§ Task requirements:
How many of the lines contain the string "houses"? Give the number, with no other words.

Chart and figure data:
^^^^^^^^^^^^^^^^
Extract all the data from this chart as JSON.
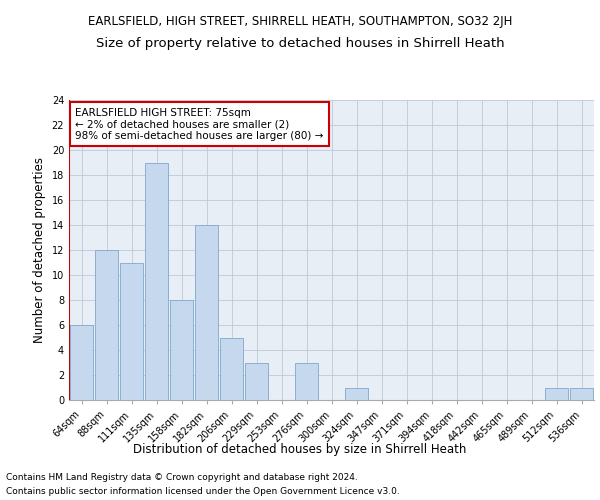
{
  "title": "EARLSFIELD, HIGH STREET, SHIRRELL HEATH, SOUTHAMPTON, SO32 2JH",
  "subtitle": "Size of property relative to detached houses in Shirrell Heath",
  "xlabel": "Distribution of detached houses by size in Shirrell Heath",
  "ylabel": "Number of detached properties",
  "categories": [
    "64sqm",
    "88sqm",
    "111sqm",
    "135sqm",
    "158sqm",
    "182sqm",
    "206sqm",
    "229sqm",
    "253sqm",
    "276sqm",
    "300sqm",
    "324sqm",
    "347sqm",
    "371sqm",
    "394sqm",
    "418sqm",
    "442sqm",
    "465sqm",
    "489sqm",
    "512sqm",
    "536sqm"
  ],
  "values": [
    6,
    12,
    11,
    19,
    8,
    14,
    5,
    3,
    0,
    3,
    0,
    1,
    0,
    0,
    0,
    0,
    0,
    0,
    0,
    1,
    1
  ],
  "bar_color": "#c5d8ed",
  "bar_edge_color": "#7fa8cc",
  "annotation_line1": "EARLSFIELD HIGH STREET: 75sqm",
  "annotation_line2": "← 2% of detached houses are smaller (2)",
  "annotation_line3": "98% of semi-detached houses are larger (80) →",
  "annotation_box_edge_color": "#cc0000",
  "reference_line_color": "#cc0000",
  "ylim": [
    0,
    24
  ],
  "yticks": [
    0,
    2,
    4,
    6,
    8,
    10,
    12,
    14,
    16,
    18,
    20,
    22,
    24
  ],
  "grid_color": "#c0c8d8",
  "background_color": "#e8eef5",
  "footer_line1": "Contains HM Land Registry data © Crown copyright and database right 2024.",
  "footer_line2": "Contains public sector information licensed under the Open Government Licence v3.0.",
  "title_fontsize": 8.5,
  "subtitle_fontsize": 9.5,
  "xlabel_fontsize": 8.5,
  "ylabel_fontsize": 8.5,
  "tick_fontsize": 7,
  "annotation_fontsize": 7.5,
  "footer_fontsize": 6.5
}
^^^^^^^^^^^^^^^^
§ The output:
4